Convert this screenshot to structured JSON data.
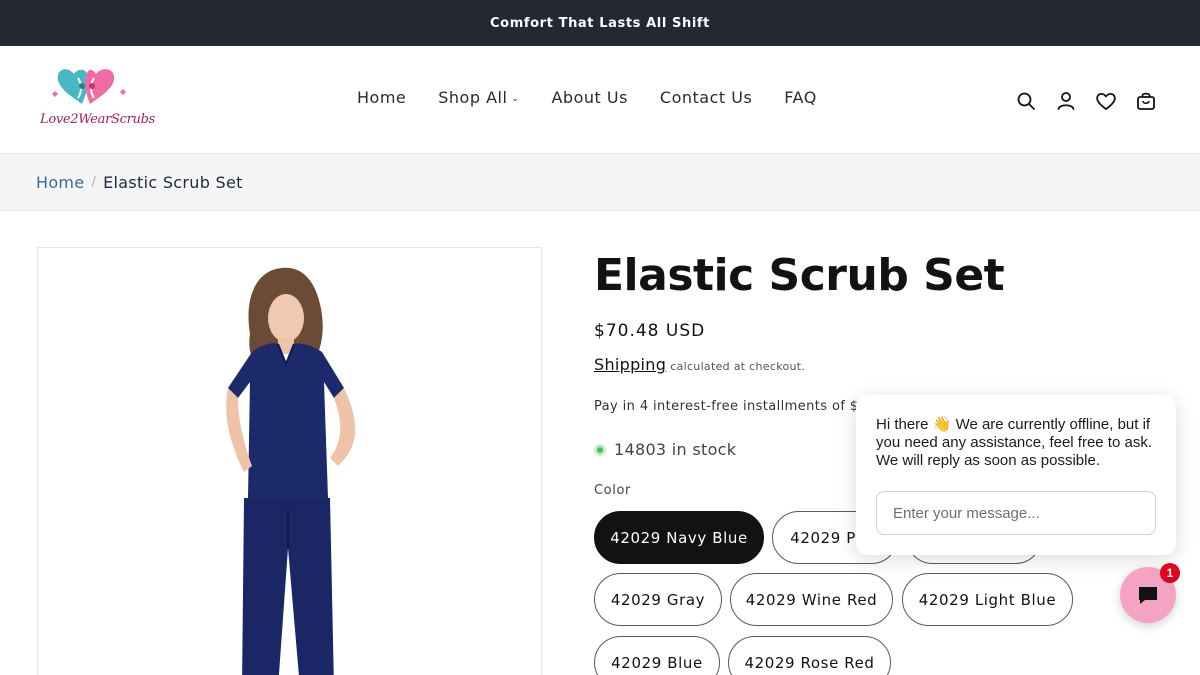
{
  "announcement": "Comfort That Lasts All Shift",
  "brand": {
    "logo_text": "Love2WearScrubs"
  },
  "nav": {
    "items": [
      {
        "label": "Home"
      },
      {
        "label": "Shop All"
      },
      {
        "label": "About Us"
      },
      {
        "label": "Contact Us"
      },
      {
        "label": "FAQ"
      }
    ],
    "shop_all_chevron": "⌄"
  },
  "header_icons": [
    "search-icon",
    "account-icon",
    "wishlist-heart-icon",
    "cart-icon"
  ],
  "breadcrumb": {
    "home": "Home",
    "separator": "/",
    "current": "Elastic Scrub Set"
  },
  "product": {
    "title": "Elastic Scrub Set",
    "price": "$70.48 USD",
    "shipping_link": "Shipping",
    "shipping_note": "calculated at checkout.",
    "installments": "Pay in 4 interest-free installments of $17",
    "stock": "14803 in stock",
    "stock_color": "#4bbf5f",
    "color_label": "Color",
    "colors": [
      {
        "label": "42029 Navy Blue",
        "selected": true
      },
      {
        "label": "42029 Pink",
        "selected": false
      },
      {
        "label": "42029 Black",
        "selected": false
      },
      {
        "label": "42029 Gray",
        "selected": false
      },
      {
        "label": "42029 Wine Red",
        "selected": false
      },
      {
        "label": "42029 Light Blue",
        "selected": false
      },
      {
        "label": "42029 Blue",
        "selected": false
      },
      {
        "label": "42029 Rose Red",
        "selected": false
      }
    ],
    "image_alt": "Woman wearing navy blue elastic scrub set",
    "garment_color": "#1c2a6b"
  },
  "chat": {
    "greeting_prefix": "Hi there",
    "greeting_emoji": "👋",
    "greeting_body": "We are currently offline, but if you need any assistance, feel free to ask. We will reply as soon as possible.",
    "input_placeholder": "Enter your message...",
    "badge_count": "1",
    "button_color": "#f5a3c3"
  },
  "colors": {
    "announcement_bg": "#242833",
    "breadcrumb_link": "#3a6aa6",
    "selected_swatch": "#121212"
  }
}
##########
Task details — Set down all the data again exactly as above, pictures excluded.

Task solution —
Convert this screenshot to structured JSON data.
{
  "announcement": "Comfort That Lasts All Shift",
  "brand": {
    "logo_text": "Love2WearScrubs"
  },
  "nav": {
    "items": [
      {
        "label": "Home"
      },
      {
        "label": "Shop All"
      },
      {
        "label": "About Us"
      },
      {
        "label": "Contact Us"
      },
      {
        "label": "FAQ"
      }
    ],
    "shop_all_chevron": "⌄"
  },
  "header_icons": [
    "search-icon",
    "account-icon",
    "wishlist-heart-icon",
    "cart-icon"
  ],
  "breadcrumb": {
    "home": "Home",
    "separator": "/",
    "current": "Elastic Scrub Set"
  },
  "product": {
    "title": "Elastic Scrub Set",
    "price": "$70.48 USD",
    "shipping_link": "Shipping",
    "shipping_note": "calculated at checkout.",
    "installments": "Pay in 4 interest-free installments of $17",
    "stock": "14803 in stock",
    "stock_color": "#4bbf5f",
    "color_label": "Color",
    "colors": [
      {
        "label": "42029 Navy Blue",
        "selected": true
      },
      {
        "label": "42029 Pink",
        "selected": false
      },
      {
        "label": "42029 Black",
        "selected": false
      },
      {
        "label": "42029 Gray",
        "selected": false
      },
      {
        "label": "42029 Wine Red",
        "selected": false
      },
      {
        "label": "42029 Light Blue",
        "selected": false
      },
      {
        "label": "42029 Blue",
        "selected": false
      },
      {
        "label": "42029 Rose Red",
        "selected": false
      }
    ],
    "image_alt": "Woman wearing navy blue elastic scrub set",
    "garment_color": "#1c2a6b"
  },
  "chat": {
    "greeting_prefix": "Hi there",
    "greeting_emoji": "👋",
    "greeting_body": "We are currently offline, but if you need any assistance, feel free to ask. We will reply as soon as possible.",
    "input_placeholder": "Enter your message...",
    "badge_count": "1",
    "button_color": "#f5a3c3"
  },
  "colors": {
    "announcement_bg": "#242833",
    "breadcrumb_link": "#3a6aa6",
    "selected_swatch": "#121212"
  }
}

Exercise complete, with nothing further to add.